Selected extract Start Marker
Just when you think you know something about something, a question comes up that gives you pause because you don't know the answer.
I just fielded a seemingly simple question about eConnect: Is the eConnect service multi-threaded?
Good question, I didn't know.
I tracked down the GP 2013 eConnect Install Admin Guide and searched for "thread", and what do you know... There is a configuration option to specify the number of threads for the eConnect. Kind of, but maybe not really.
The catch is that the configuration option is listed under the Incoming Service.
eConnect.Threads This key specifies the number of threads that are available
when the service starts. The default value is “0”.
< add key="eConnect.Threads" value="0" / >
A value of “0” indicates a single thread will be used. You can set the value to any
number between 0 and 19. A value of 19 makes 20 threads available when the
service starts. A higher number of threads should allow the service to process
documents more quickly.
While that may sound geekishly cool, like turning on eConnect afterburners, there is a good reason why the default value is one thread. The subsequent warning on page 34 explains:
There are scenarios where increasing the number of threads degrades system performance. If the server cannot support more threads, or custom code added to an eConnect pre or post stored procedures is not thread safe, adding threads may cause unexpected results. Changes to this key’s value require careful evaluation and testing.
So while this indicates that the Incoming Service supports multiple threads, can we then deduce that the main eConnect service supports multiple threads? I guess I still don't know for sure since I've never bothered to try and develop a multi-threaded eConnect application. Presumably someone at Microsoft has a definitive answer.
I've developed integrations that have processed millions of transactions and have only had a few situations where multiple threads might have helped to process transactions faster, but it would have required me to write a multi-threaded integration, which probably would have been difficult to justify.
But if you know that you will be running multiple large integrations at the same time and have a limited amount of time to import transactions, it might be worth investigating. And testing...thoroughly!
Selected extract End Marker
__Questions__:
1 – Rewrite the eConnect post from "So while this" up to and including "investigating. And testing...thoroughly!", substituting "the vendor" for "Microsoft".
2 – In the eConnect post, what range of values can the eConnect.Threads key be set to?
Entries supplied Start Marker
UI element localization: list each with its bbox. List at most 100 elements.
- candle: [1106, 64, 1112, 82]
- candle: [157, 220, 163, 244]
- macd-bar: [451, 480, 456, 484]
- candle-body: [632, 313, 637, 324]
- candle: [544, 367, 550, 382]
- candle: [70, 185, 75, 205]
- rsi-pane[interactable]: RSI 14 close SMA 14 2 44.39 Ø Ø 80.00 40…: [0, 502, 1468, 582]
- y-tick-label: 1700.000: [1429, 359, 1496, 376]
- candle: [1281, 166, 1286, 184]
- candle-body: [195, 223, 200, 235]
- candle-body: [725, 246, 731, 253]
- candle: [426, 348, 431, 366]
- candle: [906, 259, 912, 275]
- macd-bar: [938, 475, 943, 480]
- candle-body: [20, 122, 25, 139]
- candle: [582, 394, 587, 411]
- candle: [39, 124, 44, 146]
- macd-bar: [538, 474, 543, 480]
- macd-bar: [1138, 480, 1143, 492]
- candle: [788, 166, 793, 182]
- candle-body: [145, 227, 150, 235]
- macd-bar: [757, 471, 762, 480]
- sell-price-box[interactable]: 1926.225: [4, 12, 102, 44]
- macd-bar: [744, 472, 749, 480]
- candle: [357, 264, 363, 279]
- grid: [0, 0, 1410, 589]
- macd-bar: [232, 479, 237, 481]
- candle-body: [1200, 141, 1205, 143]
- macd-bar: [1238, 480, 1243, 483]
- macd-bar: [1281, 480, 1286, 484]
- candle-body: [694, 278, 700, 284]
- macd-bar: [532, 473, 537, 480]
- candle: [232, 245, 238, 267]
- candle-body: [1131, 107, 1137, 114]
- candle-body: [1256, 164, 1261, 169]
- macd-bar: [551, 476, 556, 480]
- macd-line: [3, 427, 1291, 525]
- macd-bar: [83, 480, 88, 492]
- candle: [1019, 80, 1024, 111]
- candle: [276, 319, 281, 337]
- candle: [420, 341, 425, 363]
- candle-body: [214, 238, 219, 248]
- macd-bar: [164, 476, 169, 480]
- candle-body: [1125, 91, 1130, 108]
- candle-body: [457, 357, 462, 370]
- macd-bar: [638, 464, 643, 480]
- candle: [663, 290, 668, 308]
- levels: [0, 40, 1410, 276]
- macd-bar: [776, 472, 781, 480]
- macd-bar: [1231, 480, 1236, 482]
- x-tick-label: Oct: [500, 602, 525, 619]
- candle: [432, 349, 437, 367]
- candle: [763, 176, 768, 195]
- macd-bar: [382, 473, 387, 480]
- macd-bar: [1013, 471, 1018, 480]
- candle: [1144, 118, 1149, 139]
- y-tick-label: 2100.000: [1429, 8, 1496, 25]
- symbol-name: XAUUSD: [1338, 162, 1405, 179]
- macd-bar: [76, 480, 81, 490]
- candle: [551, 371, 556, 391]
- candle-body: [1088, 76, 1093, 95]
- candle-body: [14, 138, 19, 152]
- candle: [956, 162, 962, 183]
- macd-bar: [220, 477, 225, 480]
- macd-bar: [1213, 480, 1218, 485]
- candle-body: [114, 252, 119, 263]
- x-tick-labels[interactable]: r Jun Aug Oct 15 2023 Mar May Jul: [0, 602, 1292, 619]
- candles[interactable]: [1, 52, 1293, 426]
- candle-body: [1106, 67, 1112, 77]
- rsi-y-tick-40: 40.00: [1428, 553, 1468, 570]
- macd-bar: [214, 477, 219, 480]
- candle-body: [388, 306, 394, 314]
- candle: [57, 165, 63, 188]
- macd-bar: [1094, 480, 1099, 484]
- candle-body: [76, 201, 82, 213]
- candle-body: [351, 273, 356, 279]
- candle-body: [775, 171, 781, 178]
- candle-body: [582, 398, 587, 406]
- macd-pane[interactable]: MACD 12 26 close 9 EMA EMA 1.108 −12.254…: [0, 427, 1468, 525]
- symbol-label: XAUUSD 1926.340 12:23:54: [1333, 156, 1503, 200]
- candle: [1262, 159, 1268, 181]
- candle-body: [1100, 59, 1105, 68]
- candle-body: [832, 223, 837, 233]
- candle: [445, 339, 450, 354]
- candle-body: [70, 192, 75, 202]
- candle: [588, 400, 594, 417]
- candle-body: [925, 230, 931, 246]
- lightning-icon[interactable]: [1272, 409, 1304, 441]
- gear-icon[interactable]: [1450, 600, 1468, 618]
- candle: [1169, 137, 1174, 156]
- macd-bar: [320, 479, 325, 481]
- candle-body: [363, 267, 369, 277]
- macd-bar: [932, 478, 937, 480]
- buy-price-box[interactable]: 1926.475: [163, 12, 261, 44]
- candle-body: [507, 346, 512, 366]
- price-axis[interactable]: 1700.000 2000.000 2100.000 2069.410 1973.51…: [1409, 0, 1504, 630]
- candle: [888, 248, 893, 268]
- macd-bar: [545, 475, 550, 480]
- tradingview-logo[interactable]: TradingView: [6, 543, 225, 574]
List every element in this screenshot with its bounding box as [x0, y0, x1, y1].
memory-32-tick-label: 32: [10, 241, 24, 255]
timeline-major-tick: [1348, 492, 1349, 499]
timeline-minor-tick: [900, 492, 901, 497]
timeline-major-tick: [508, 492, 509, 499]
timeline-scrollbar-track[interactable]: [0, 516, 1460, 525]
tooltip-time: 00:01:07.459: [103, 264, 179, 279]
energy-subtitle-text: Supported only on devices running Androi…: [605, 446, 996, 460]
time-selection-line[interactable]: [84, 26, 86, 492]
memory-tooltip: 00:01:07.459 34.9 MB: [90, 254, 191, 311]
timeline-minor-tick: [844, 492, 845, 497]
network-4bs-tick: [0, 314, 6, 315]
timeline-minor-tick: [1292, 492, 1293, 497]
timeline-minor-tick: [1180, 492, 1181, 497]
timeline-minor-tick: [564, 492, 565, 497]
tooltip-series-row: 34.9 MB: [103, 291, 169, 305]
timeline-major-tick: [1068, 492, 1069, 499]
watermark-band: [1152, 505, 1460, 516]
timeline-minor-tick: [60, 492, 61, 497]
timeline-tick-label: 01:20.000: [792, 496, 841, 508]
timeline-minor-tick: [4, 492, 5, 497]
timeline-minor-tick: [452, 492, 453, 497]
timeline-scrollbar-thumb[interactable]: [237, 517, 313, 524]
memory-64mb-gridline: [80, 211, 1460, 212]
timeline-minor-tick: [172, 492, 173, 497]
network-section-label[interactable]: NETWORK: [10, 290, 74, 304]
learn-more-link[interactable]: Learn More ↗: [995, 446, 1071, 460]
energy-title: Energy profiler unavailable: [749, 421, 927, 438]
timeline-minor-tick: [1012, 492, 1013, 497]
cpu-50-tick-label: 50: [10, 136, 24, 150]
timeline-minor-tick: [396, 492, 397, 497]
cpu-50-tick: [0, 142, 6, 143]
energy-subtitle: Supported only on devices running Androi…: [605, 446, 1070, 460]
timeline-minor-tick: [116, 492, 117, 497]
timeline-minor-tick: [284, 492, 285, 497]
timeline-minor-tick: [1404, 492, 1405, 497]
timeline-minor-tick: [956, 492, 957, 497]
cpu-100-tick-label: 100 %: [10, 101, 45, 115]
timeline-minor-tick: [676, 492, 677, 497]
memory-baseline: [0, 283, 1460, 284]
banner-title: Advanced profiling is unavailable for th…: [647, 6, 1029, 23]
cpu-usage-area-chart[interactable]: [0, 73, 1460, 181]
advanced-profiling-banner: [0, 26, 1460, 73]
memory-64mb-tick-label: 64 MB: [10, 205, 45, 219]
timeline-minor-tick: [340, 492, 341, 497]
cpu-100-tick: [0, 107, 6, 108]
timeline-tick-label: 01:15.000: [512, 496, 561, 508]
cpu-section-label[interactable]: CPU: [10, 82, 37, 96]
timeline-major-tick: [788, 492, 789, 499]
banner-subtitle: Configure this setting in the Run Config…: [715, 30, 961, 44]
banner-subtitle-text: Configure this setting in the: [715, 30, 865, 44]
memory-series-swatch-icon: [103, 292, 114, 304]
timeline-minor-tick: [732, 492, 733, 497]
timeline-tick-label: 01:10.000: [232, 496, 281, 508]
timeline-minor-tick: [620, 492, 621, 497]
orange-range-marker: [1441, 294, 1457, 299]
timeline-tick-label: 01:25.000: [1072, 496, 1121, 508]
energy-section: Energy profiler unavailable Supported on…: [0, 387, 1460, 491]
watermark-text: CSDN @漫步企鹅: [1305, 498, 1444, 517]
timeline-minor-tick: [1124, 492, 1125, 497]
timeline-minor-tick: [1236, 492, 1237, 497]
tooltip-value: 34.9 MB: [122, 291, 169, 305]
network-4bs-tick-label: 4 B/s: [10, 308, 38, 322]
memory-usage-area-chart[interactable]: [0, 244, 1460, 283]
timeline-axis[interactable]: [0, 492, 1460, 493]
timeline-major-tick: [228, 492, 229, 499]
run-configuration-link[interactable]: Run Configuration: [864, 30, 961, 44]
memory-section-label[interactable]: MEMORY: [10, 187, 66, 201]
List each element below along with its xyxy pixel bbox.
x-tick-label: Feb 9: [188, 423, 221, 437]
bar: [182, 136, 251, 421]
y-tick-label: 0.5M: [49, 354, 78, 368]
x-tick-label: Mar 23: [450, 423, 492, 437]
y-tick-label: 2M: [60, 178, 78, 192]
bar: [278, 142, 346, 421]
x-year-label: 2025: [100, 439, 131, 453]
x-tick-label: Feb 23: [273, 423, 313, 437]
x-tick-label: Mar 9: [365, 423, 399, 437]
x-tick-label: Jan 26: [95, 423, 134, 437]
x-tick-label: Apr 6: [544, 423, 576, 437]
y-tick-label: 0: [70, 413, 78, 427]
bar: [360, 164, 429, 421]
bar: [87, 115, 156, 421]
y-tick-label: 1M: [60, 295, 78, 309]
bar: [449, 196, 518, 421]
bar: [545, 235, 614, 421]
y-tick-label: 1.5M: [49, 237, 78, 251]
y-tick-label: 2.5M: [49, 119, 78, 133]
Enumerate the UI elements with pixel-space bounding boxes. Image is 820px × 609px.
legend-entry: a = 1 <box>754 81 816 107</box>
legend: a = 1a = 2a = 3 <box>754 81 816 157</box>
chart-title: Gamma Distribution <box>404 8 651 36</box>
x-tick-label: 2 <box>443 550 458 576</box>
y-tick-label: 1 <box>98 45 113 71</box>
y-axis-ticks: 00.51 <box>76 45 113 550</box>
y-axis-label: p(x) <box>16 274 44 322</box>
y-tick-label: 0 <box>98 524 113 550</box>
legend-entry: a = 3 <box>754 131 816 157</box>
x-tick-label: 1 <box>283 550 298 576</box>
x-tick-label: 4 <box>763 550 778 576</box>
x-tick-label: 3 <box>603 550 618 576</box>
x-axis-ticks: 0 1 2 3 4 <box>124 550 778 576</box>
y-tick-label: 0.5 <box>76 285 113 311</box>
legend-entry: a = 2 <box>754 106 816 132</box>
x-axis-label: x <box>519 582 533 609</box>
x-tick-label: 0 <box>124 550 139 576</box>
Entries supplied End Marker
__Solutions to the tasks__:
1 –
So while this indicates that the Incoming Service supports multiple threads, can we then deduce that the main eConnect service supports multiple threads? I guess I still don't know for sure since I've never bothered to try and develop a multi-threaded eConnect application. Presumably someone at the vendor has a definitive answer.
I've developed integrations that have processed millions of transactions and have only had a few situations where multiple threads might have helped to process transactions faster, but it would have required me to write a multi-threaded integration, which probably would have been difficult to justify.
But if you know that you will be running multiple large integrations at the same time and have a limited amount of time to import transactions, it might be worth investigating. And testing...thoroughly!

2 – Any number between 0 and 19.